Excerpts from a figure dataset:
==*==

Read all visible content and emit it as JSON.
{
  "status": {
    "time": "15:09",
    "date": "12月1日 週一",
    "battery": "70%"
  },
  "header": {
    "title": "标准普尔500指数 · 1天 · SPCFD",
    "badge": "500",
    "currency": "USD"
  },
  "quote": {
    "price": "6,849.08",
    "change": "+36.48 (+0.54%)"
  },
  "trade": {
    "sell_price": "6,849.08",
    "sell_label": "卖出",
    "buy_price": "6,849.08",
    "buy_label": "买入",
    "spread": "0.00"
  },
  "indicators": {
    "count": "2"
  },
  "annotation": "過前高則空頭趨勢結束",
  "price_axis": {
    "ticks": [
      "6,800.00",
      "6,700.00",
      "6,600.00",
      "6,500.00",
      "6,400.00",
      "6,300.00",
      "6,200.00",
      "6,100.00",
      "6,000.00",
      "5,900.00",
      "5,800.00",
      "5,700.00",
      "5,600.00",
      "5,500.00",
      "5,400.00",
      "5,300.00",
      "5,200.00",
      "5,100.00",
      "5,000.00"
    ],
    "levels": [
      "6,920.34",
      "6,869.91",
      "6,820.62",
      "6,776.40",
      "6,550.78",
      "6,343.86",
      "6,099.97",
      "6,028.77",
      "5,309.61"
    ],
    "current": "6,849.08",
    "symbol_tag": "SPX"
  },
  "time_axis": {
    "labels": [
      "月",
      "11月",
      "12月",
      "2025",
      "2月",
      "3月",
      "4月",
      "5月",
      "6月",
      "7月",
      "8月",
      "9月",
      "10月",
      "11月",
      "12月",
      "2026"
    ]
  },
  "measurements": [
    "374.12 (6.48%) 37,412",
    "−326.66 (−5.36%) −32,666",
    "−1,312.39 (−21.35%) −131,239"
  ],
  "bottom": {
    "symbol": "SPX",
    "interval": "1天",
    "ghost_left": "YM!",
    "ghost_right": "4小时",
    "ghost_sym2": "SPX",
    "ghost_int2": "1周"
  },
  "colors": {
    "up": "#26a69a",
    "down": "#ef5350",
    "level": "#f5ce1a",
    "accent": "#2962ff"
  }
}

==*==

> **Stated goal**
Would you reproduce all the entries exactly?

> **The result**
Read all visible content and emit it as JSON.
{
  "status": {
    "time": "15:09",
    "date": "12月1日 週一",
    "battery": "70%"
  },
  "header": {
    "title": "标准普尔500指数 · 1天 · SPCFD",
    "badge": "500",
    "currency": "USD"
  },
  "quote": {
    "price": "6,849.08",
    "change": "+36.48 (+0.54%)"
  },
  "trade": {
    "sell_price": "6,849.08",
    "sell_label": "卖出",
    "buy_price": "6,849.08",
    "buy_label": "买入",
    "spread": "0.00"
  },
  "indicators": {
    "count": "2"
  },
  "annotation": "過前高則空頭趨勢結束",
  "price_axis": {
    "ticks": [
      "6,800.00",
      "6,700.00",
      "6,600.00",
      "6,500.00",
      "6,400.00",
      "6,300.00",
      "6,200.00",
      "6,100.00",
      "6,000.00",
      "5,900.00",
      "5,800.00",
      "5,700.00",
      "5,600.00",
      "5,500.00",
      "5,400.00",
      "5,300.00",
      "5,200.00",
      "5,100.00",
      "5,000.00"
    ],
    "levels": [
      "6,920.34",
      "6,869.91",
      "6,820.62",
      "6,776.40",
      "6,550.78",
      "6,343.86",
      "6,099.97",
      "6,028.77",
      "5,309.61"
    ],
    "current": "6,849.08",
    "symbol_tag": "SPX"
  },
  "time_axis": {
    "labels": [
      "月",
      "11月",
      "12月",
      "2025",
      "2月",
      "3月",
      "4月",
      "5月",
      "6月",
      "7月",
      "8月",
      "9月",
      "10月",
      "11月",
      "12月",
      "2026"
    ]
  },
  "measurements": [
    "374.12 (6.48%) 37,412",
    "−326.66 (−5.36%) −32,666",
    "−1,312.39 (−21.35%) −131,239"
  ],
  "bottom": {
    "symbol": "SPX",
    "interval": "1天",
    "ghost_left": "YM!",
    "ghost_right": "4小时",
    "ghost_sym2": "SPX",
    "ghost_int2": "1周"
  },
  "colors": {
    "up": "#26a69a",
    "down": "#ef5350",
    "level": "#f5ce1a",
    "accent": "#2962ff"
  }
}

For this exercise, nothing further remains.